**Provided material**
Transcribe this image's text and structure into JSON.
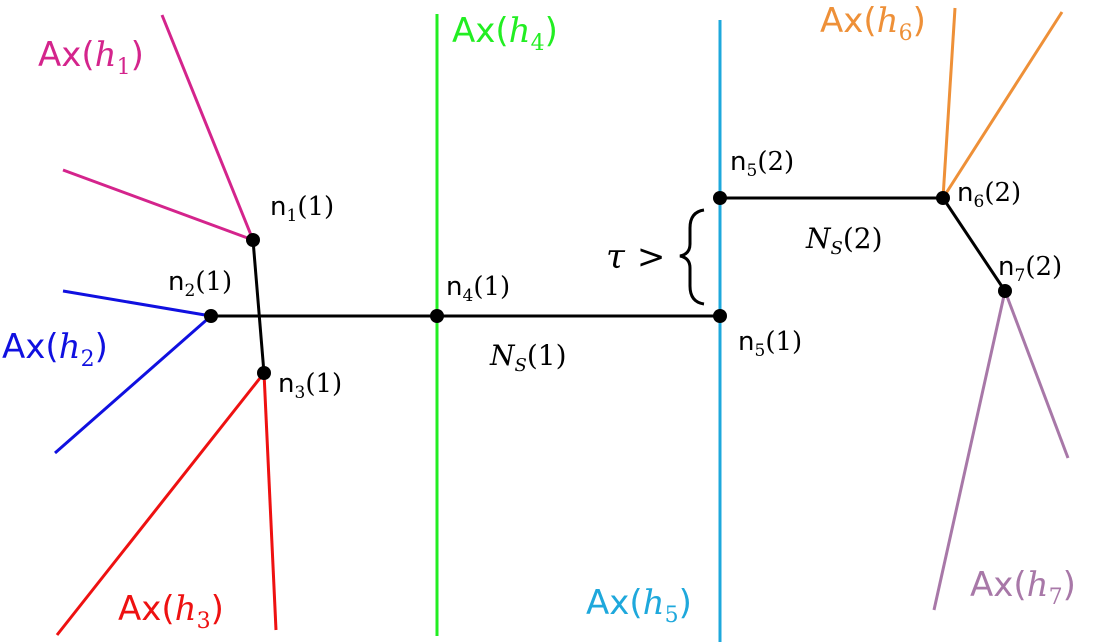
{
  "colors": {
    "h1": "#d4248c",
    "h2": "#1010e0",
    "h3": "#ee1111",
    "h4": "#22ee22",
    "h5": "#1ea8dc",
    "h6": "#ee9038",
    "h7": "#a878a8",
    "tree": "#000000"
  },
  "axes": {
    "h1": {
      "prefix": "Ax(",
      "var": "h",
      "sub": "1",
      "suffix": ")"
    },
    "h2": {
      "prefix": "Ax(",
      "var": "h",
      "sub": "2",
      "suffix": ")"
    },
    "h3": {
      "prefix": "Ax(",
      "var": "h",
      "sub": "3",
      "suffix": ")"
    },
    "h4": {
      "prefix": "Ax(",
      "var": "h",
      "sub": "4",
      "suffix": ")"
    },
    "h5": {
      "prefix": "Ax(",
      "var": "h",
      "sub": "5",
      "suffix": ")"
    },
    "h6": {
      "prefix": "Ax(",
      "var": "h",
      "sub": "6",
      "suffix": ")"
    },
    "h7": {
      "prefix": "Ax(",
      "var": "h",
      "sub": "7",
      "suffix": ")"
    }
  },
  "nodes": {
    "n1": {
      "base": "n",
      "sub": "1",
      "arg": "(1)"
    },
    "n2": {
      "base": "n",
      "sub": "2",
      "arg": "(1)"
    },
    "n3": {
      "base": "n",
      "sub": "3",
      "arg": "(1)"
    },
    "n4": {
      "base": "n",
      "sub": "4",
      "arg": "(1)"
    },
    "n5a": {
      "base": "n",
      "sub": "5",
      "arg": "(1)"
    },
    "n5b": {
      "base": "n",
      "sub": "5",
      "arg": "(2)"
    },
    "n6": {
      "base": "n",
      "sub": "6",
      "arg": "(2)"
    },
    "n7": {
      "base": "n",
      "sub": "7",
      "arg": "(2)"
    }
  },
  "edges": {
    "ns1": {
      "var": "N",
      "sub": "S",
      "arg": "(1)"
    },
    "ns2": {
      "var": "N",
      "sub": "S",
      "arg": "(2)"
    }
  },
  "tau": {
    "symbol": "τ",
    "relation": ">",
    "brace": "{"
  }
}
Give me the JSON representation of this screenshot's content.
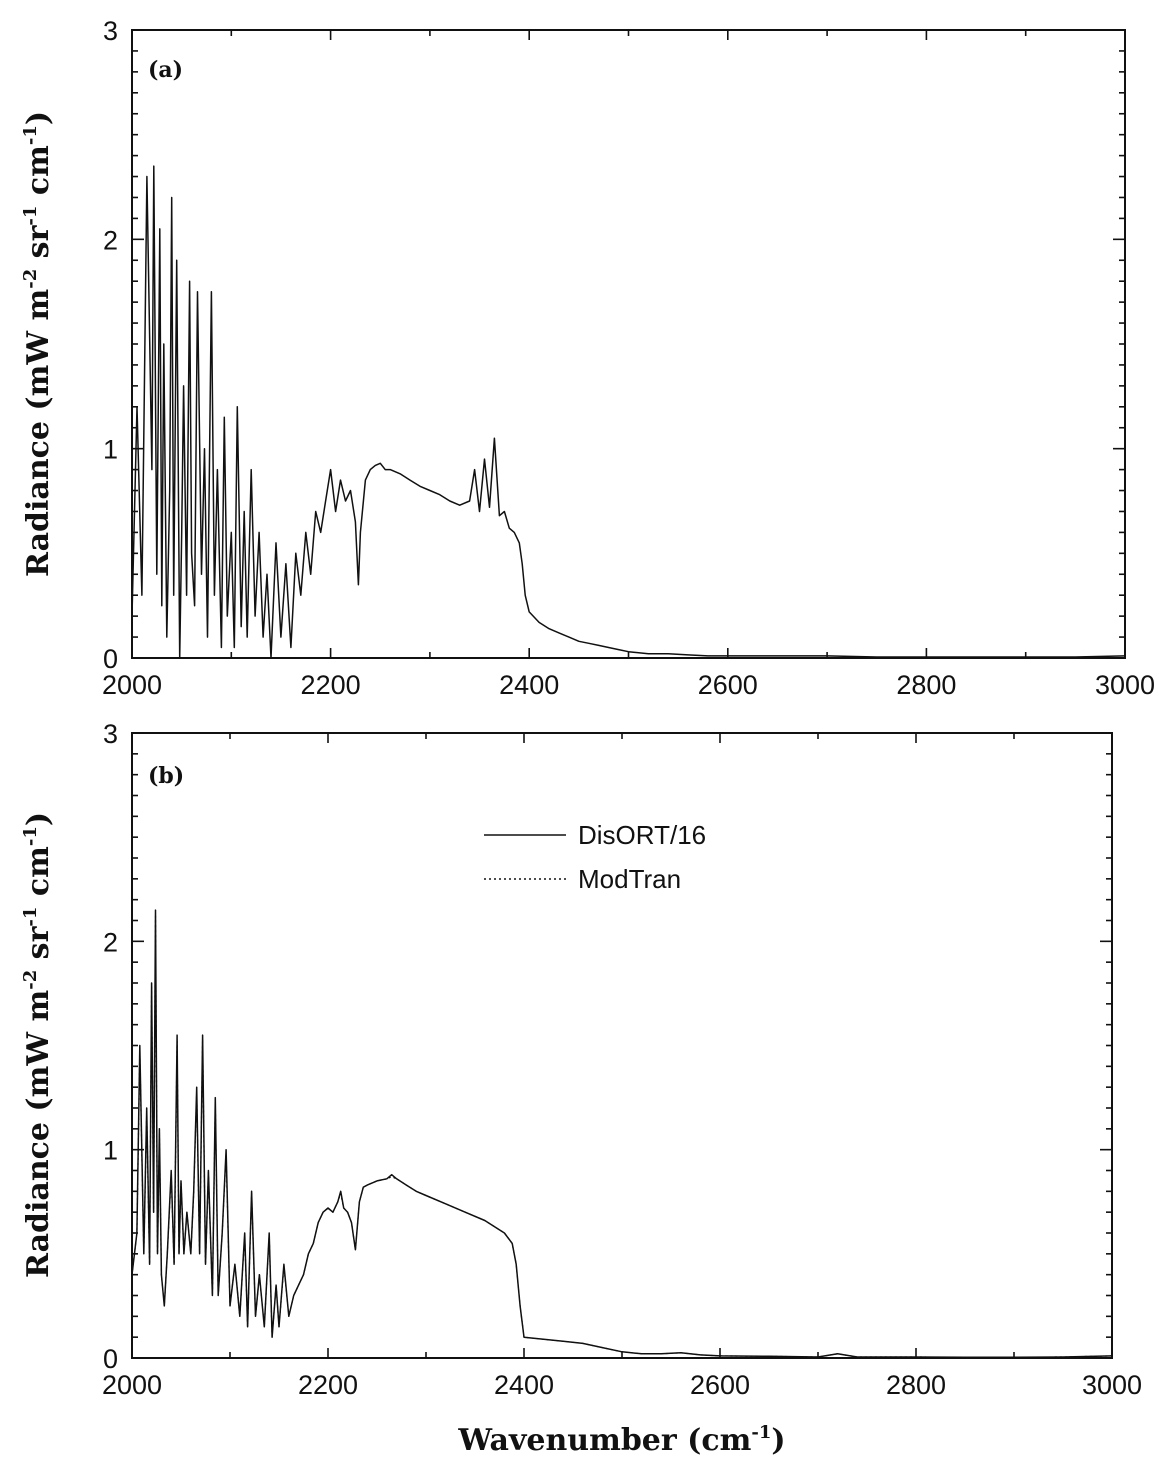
{
  "chart_data": [
    {
      "type": "line",
      "panel_label": "(a)",
      "ylabel_main": "Radiance (mW m",
      "ylabel_sup1": "-2",
      "ylabel_mid1": " sr",
      "ylabel_sup2": "-1",
      "ylabel_mid2": " cm",
      "ylabel_sup3": "-1",
      "ylabel_end": ")",
      "xlabel": "",
      "xlim": [
        2000,
        3000
      ],
      "ylim": [
        0,
        3
      ],
      "xticks": [
        "2000",
        "2200",
        "2400",
        "2600",
        "2800",
        "3000"
      ],
      "yticks": [
        "0",
        "1",
        "2",
        "3"
      ],
      "grid": false,
      "series": [
        {
          "x": [
            2000,
            2005,
            2010,
            2015,
            2020,
            2022,
            2025,
            2028,
            2030,
            2032,
            2035,
            2038,
            2040,
            2042,
            2045,
            2048,
            2050,
            2052,
            2055,
            2058,
            2060,
            2063,
            2066,
            2070,
            2073,
            2076,
            2080,
            2083,
            2086,
            2090,
            2093,
            2096,
            2100,
            2103,
            2106,
            2110,
            2113,
            2116,
            2120,
            2124,
            2128,
            2132,
            2136,
            2140,
            2145,
            2150,
            2155,
            2160,
            2165,
            2170,
            2175,
            2180,
            2185,
            2190,
            2195,
            2200,
            2205,
            2210,
            2215,
            2220,
            2225,
            2228,
            2230,
            2235,
            2240,
            2245,
            2250,
            2255,
            2260,
            2270,
            2280,
            2290,
            2300,
            2310,
            2320,
            2330,
            2340,
            2345,
            2350,
            2355,
            2360,
            2365,
            2370,
            2375,
            2380,
            2385,
            2390,
            2393,
            2396,
            2400,
            2410,
            2420,
            2430,
            2440,
            2450,
            2460,
            2470,
            2480,
            2490,
            2500,
            2520,
            2540,
            2560,
            2580,
            2600,
            2650,
            2700,
            2750,
            2800,
            2850,
            2900,
            2950,
            3000
          ],
          "values": [
            0.2,
            1.2,
            0.3,
            2.3,
            0.9,
            2.35,
            0.4,
            2.05,
            0.25,
            1.5,
            0.1,
            0.8,
            2.2,
            0.3,
            1.9,
            0.0,
            0.6,
            1.3,
            0.3,
            1.8,
            0.5,
            0.25,
            1.75,
            0.4,
            1.0,
            0.1,
            1.75,
            0.3,
            0.9,
            0.05,
            1.15,
            0.2,
            0.6,
            0.05,
            1.2,
            0.15,
            0.7,
            0.1,
            0.9,
            0.2,
            0.6,
            0.1,
            0.4,
            0.0,
            0.55,
            0.1,
            0.45,
            0.05,
            0.5,
            0.3,
            0.6,
            0.4,
            0.7,
            0.6,
            0.75,
            0.9,
            0.7,
            0.85,
            0.75,
            0.8,
            0.65,
            0.35,
            0.6,
            0.85,
            0.9,
            0.92,
            0.93,
            0.9,
            0.9,
            0.88,
            0.85,
            0.82,
            0.8,
            0.78,
            0.75,
            0.73,
            0.75,
            0.9,
            0.7,
            0.95,
            0.72,
            1.05,
            0.68,
            0.7,
            0.62,
            0.6,
            0.55,
            0.45,
            0.3,
            0.22,
            0.17,
            0.14,
            0.12,
            0.1,
            0.08,
            0.07,
            0.06,
            0.05,
            0.04,
            0.03,
            0.02,
            0.02,
            0.015,
            0.01,
            0.01,
            0.01,
            0.01,
            0.005,
            0.005,
            0.005,
            0.005,
            0.005,
            0.01
          ]
        }
      ]
    },
    {
      "type": "line",
      "panel_label": "(b)",
      "ylabel_main": "Radiance (mW m",
      "ylabel_sup1": "-2",
      "ylabel_mid1": " sr",
      "ylabel_sup2": "-1",
      "ylabel_mid2": " cm",
      "ylabel_sup3": "-1",
      "ylabel_end": ")",
      "xlabel_main": "Wavenumber (cm",
      "xlabel_sup": "-1",
      "xlabel_end": ")",
      "xlim": [
        2000,
        3000
      ],
      "ylim": [
        0,
        3
      ],
      "xticks": [
        "2000",
        "2200",
        "2400",
        "2600",
        "2800",
        "3000"
      ],
      "yticks": [
        "0",
        "1",
        "2",
        "3"
      ],
      "grid": false,
      "legend": {
        "position": "top-center",
        "entries": [
          "DisORT/16",
          "ModTran"
        ]
      },
      "series": [
        {
          "name": "DisORT/16",
          "style": "solid",
          "x": [
            2000,
            2005,
            2008,
            2012,
            2015,
            2018,
            2020,
            2022,
            2024,
            2026,
            2028,
            2030,
            2033,
            2036,
            2040,
            2043,
            2046,
            2048,
            2050,
            2053,
            2056,
            2060,
            2063,
            2066,
            2069,
            2072,
            2075,
            2078,
            2082,
            2085,
            2088,
            2092,
            2096,
            2100,
            2105,
            2110,
            2115,
            2118,
            2122,
            2126,
            2130,
            2135,
            2140,
            2143,
            2147,
            2150,
            2155,
            2160,
            2165,
            2170,
            2175,
            2180,
            2185,
            2190,
            2195,
            2200,
            2205,
            2210,
            2213,
            2216,
            2220,
            2224,
            2228,
            2232,
            2236,
            2240,
            2250,
            2260,
            2265,
            2270,
            2280,
            2290,
            2300,
            2320,
            2340,
            2360,
            2380,
            2388,
            2392,
            2396,
            2400,
            2420,
            2440,
            2460,
            2480,
            2500,
            2520,
            2540,
            2560,
            2580,
            2600,
            2650,
            2700,
            2720,
            2740,
            2800,
            2850,
            2900,
            2950,
            3000
          ],
          "values": [
            0.4,
            0.6,
            1.5,
            0.5,
            1.2,
            0.45,
            1.8,
            0.7,
            2.15,
            0.5,
            1.1,
            0.4,
            0.25,
            0.5,
            0.9,
            0.45,
            1.55,
            0.5,
            0.85,
            0.5,
            0.7,
            0.5,
            0.8,
            1.3,
            0.5,
            1.55,
            0.45,
            0.9,
            0.3,
            1.25,
            0.3,
            0.6,
            1.0,
            0.25,
            0.45,
            0.2,
            0.6,
            0.15,
            0.8,
            0.2,
            0.4,
            0.15,
            0.6,
            0.1,
            0.35,
            0.15,
            0.45,
            0.2,
            0.3,
            0.35,
            0.4,
            0.5,
            0.55,
            0.65,
            0.7,
            0.72,
            0.7,
            0.75,
            0.8,
            0.72,
            0.7,
            0.65,
            0.52,
            0.75,
            0.82,
            0.83,
            0.85,
            0.86,
            0.88,
            0.86,
            0.83,
            0.8,
            0.78,
            0.74,
            0.7,
            0.66,
            0.6,
            0.55,
            0.45,
            0.25,
            0.1,
            0.09,
            0.08,
            0.07,
            0.05,
            0.03,
            0.02,
            0.02,
            0.025,
            0.015,
            0.01,
            0.008,
            0.005,
            0.02,
            0.005,
            0.005,
            0.004,
            0.004,
            0.005,
            0.01
          ]
        },
        {
          "name": "ModTran",
          "style": "dotted",
          "x": [
            2000,
            2005,
            2008,
            2012,
            2015,
            2018,
            2020,
            2022,
            2024,
            2026,
            2028,
            2030,
            2033,
            2036,
            2040,
            2043,
            2046,
            2048,
            2050,
            2053,
            2056,
            2060,
            2063,
            2066,
            2069,
            2072,
            2075,
            2078,
            2082,
            2085,
            2088,
            2092,
            2096,
            2100,
            2105,
            2110,
            2115,
            2118,
            2122,
            2126,
            2130,
            2135,
            2140,
            2143,
            2147,
            2150,
            2155,
            2160,
            2165,
            2170,
            2175,
            2180,
            2185,
            2190,
            2195,
            2200,
            2205,
            2210,
            2213,
            2216,
            2220,
            2224,
            2228,
            2232,
            2236,
            2240,
            2250,
            2260,
            2265,
            2270,
            2280,
            2290,
            2300,
            2320,
            2340,
            2360,
            2380,
            2388,
            2392,
            2396,
            2400,
            2420,
            2440,
            2460,
            2480,
            2500,
            2520,
            2540,
            2560,
            2580,
            2600,
            2650,
            2700,
            2720,
            2740,
            2800,
            2850,
            2900,
            2950,
            3000
          ],
          "values": [
            0.4,
            0.6,
            1.48,
            0.5,
            1.18,
            0.45,
            1.78,
            0.7,
            2.12,
            0.5,
            1.08,
            0.4,
            0.25,
            0.5,
            0.88,
            0.45,
            1.52,
            0.5,
            0.84,
            0.5,
            0.7,
            0.5,
            0.79,
            1.28,
            0.5,
            1.53,
            0.45,
            0.89,
            0.3,
            1.23,
            0.3,
            0.6,
            0.98,
            0.25,
            0.45,
            0.2,
            0.59,
            0.15,
            0.79,
            0.2,
            0.4,
            0.15,
            0.59,
            0.1,
            0.35,
            0.15,
            0.44,
            0.2,
            0.3,
            0.35,
            0.4,
            0.5,
            0.55,
            0.65,
            0.7,
            0.72,
            0.7,
            0.75,
            0.79,
            0.72,
            0.7,
            0.65,
            0.52,
            0.75,
            0.82,
            0.83,
            0.85,
            0.86,
            0.87,
            0.86,
            0.83,
            0.8,
            0.78,
            0.74,
            0.7,
            0.66,
            0.6,
            0.55,
            0.45,
            0.25,
            0.1,
            0.09,
            0.08,
            0.07,
            0.05,
            0.03,
            0.02,
            0.02,
            0.025,
            0.015,
            0.01,
            0.008,
            0.005,
            0.02,
            0.005,
            0.005,
            0.004,
            0.004,
            0.005,
            0.01
          ]
        }
      ]
    }
  ]
}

**What needs to be done**
Using the material above, work out how many lines contain the string "this". Give that number alone.

**Exercise answer**
2